---------- Record list ----------
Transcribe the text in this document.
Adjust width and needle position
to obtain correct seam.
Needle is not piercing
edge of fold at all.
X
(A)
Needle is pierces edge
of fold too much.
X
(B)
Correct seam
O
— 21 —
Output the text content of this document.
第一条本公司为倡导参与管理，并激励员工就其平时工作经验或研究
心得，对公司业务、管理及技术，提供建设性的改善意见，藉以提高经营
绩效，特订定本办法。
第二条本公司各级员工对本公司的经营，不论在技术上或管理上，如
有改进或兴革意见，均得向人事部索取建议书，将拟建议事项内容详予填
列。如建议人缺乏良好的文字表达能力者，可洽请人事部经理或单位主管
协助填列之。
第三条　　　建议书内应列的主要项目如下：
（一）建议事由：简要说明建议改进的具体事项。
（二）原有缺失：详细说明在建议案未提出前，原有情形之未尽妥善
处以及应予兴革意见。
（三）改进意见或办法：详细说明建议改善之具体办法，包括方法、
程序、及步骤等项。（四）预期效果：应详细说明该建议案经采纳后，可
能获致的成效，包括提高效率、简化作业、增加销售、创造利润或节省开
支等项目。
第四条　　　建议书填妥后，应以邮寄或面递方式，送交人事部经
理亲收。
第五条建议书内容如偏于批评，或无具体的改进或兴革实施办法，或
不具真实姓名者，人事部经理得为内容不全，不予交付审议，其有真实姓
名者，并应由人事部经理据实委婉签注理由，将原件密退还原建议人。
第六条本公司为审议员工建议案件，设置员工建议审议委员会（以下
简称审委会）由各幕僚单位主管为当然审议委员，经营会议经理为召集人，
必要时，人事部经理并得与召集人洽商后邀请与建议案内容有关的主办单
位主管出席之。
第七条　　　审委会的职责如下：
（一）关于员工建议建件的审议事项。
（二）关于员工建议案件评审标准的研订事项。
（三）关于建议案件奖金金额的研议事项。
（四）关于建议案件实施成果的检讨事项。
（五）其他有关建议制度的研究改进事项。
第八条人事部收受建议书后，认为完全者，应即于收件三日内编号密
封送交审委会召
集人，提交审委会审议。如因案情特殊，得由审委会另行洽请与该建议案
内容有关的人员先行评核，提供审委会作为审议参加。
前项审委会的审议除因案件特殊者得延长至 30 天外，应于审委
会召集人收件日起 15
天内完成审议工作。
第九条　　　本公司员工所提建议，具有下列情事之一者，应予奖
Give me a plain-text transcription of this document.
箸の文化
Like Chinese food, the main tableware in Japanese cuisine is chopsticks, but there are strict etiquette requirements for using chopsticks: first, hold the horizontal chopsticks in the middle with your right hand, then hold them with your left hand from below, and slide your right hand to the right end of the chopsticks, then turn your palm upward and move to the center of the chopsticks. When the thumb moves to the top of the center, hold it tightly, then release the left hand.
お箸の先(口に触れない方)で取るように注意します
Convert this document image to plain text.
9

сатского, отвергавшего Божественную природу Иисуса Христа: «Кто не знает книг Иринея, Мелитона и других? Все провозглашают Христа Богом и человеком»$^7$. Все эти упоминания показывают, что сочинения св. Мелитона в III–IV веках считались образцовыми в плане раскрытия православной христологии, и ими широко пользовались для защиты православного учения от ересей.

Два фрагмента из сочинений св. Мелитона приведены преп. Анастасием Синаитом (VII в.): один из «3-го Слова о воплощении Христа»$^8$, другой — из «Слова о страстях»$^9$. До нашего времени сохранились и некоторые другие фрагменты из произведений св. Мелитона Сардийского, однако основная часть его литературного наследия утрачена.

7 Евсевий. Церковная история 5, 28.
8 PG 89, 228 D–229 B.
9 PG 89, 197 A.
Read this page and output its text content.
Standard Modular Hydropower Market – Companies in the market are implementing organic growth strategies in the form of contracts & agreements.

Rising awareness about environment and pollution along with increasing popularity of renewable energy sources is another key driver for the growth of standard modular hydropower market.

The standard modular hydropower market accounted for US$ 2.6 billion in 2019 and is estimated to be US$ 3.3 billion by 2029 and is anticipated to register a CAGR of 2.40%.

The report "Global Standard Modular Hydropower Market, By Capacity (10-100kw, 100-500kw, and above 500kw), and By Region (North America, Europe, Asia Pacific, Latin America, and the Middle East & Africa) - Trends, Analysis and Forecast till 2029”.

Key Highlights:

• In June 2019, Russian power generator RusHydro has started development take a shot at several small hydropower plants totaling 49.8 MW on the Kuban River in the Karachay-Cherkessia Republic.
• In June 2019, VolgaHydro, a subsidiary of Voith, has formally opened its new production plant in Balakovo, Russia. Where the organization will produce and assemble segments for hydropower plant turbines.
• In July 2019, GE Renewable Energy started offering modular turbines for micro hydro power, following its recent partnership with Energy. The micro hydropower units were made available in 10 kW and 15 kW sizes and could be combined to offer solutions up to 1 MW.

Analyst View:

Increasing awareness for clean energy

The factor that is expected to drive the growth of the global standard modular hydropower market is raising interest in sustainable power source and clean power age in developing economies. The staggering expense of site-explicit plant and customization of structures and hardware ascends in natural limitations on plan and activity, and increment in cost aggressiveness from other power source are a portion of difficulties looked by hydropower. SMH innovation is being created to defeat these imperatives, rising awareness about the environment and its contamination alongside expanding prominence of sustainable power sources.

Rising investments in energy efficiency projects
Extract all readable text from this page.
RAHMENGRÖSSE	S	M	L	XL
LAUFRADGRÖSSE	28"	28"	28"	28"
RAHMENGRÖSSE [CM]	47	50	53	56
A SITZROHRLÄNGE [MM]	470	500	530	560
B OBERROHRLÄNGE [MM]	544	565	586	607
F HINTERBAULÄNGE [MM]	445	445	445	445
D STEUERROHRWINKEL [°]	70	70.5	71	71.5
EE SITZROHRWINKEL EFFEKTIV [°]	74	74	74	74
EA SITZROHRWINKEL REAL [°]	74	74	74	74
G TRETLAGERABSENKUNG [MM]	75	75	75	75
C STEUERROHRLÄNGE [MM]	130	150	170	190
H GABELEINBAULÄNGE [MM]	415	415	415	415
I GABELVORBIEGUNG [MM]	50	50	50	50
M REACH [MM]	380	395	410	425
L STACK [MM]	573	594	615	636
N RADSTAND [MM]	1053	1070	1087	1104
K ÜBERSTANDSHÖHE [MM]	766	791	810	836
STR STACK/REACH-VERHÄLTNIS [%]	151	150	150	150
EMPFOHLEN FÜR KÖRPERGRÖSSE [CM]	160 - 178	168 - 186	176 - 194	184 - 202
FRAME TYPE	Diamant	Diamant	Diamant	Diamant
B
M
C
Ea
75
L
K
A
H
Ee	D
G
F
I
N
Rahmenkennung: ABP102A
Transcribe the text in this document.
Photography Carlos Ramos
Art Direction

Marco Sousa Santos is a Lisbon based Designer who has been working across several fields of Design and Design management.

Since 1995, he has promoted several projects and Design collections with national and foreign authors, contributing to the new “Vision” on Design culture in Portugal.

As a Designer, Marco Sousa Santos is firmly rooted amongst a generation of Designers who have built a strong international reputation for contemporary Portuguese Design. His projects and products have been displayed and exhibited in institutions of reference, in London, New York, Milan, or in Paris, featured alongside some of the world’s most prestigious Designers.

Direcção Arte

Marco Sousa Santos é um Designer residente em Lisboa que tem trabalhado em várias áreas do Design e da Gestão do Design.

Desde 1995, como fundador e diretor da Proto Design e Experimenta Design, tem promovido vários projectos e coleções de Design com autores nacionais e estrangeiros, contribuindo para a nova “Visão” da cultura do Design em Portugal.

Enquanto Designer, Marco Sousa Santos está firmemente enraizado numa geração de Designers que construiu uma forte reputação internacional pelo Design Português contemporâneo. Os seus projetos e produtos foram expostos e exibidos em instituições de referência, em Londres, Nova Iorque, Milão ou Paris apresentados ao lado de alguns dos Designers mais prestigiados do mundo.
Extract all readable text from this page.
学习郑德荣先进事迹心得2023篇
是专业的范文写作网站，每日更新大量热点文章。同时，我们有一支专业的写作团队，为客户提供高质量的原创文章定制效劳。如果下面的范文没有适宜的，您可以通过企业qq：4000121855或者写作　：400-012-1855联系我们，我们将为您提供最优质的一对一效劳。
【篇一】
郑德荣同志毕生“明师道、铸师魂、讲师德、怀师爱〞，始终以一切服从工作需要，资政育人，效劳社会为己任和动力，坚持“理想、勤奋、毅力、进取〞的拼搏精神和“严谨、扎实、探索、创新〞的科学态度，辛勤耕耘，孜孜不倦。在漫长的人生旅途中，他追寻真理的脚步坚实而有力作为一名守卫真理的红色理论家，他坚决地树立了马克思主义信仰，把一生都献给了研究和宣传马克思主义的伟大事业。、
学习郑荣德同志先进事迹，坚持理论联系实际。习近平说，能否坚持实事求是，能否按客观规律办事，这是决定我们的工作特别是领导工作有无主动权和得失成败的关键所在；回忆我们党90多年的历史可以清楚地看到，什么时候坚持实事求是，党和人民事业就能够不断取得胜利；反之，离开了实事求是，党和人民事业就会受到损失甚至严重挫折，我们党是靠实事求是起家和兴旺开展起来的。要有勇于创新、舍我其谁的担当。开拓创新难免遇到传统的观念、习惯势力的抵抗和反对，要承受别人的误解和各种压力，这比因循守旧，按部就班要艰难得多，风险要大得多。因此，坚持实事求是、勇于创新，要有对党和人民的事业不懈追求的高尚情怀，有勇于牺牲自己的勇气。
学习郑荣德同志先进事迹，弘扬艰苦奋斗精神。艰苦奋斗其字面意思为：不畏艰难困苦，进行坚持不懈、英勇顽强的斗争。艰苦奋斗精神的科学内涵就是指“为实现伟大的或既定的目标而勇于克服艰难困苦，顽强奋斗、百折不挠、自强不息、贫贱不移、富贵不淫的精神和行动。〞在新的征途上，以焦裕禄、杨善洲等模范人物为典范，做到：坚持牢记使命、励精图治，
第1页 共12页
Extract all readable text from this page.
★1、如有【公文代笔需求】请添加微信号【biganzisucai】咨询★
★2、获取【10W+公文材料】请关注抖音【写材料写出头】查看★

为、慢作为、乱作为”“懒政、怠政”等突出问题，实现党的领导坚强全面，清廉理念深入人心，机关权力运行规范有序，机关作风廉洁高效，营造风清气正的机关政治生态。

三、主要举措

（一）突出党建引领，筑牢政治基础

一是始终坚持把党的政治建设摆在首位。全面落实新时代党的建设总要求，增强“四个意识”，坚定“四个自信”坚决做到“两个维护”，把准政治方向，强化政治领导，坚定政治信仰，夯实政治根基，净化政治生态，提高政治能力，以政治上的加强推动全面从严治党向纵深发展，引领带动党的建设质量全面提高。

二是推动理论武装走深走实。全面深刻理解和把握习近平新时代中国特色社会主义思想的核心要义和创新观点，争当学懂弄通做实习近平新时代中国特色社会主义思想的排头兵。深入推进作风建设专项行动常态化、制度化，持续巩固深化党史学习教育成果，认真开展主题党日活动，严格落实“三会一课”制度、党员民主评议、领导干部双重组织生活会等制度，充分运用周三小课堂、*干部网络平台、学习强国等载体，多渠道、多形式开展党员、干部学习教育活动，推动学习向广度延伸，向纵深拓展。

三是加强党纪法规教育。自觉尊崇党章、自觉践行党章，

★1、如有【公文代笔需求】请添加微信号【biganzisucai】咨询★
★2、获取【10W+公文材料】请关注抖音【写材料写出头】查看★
----------
- What is required:
Search the listing for the string "学习郑荣德同志先进事迹". Copy each line where it turns up.

- Response to the exercise:
学习郑荣德同志先进事迹，坚持理论联系实际。习近平说，能否坚持实事求是，能否按客观规律办事，这是决定我们的工作特别是领导工作有无主动权和得失成败的关键所在；回忆我们党90多年的历史可以清楚地看到，什么时候坚持实事求是，党和人民事业就能够不断取得胜利；反之，离开了实事求是，党和人民事业就会受到损失甚至严重挫折，我们党是靠实事求是起家和兴旺开展起来的。要有勇于创新、舍我其谁的担当。开拓创新难免遇到传统的观念、习惯势力的抵抗和反对，要承受别人的误解和各种压力，这比因循守旧，按部就班要艰难得多，风险要大得多。因此，坚持实事求是、勇于创新，要有对党和人民的事业不懈追求的高尚情怀，有勇于牺牲自己的勇气。
学习郑荣德同志先进事迹，弘扬艰苦奋斗精神。艰苦奋斗其字面意思为：不畏艰难困苦，进行坚持不懈、英勇顽强的斗争。艰苦奋斗精神的科学内涵就是指“为实现伟大的或既定的目标而勇于克服艰难困苦，顽强奋斗、百折不挠、自强不息、贫贱不移、富贵不淫的精神和行动。〞在新的征途上，以焦裕禄、杨善洲等模范人物为典范，做到：坚持牢记使命、励精图治，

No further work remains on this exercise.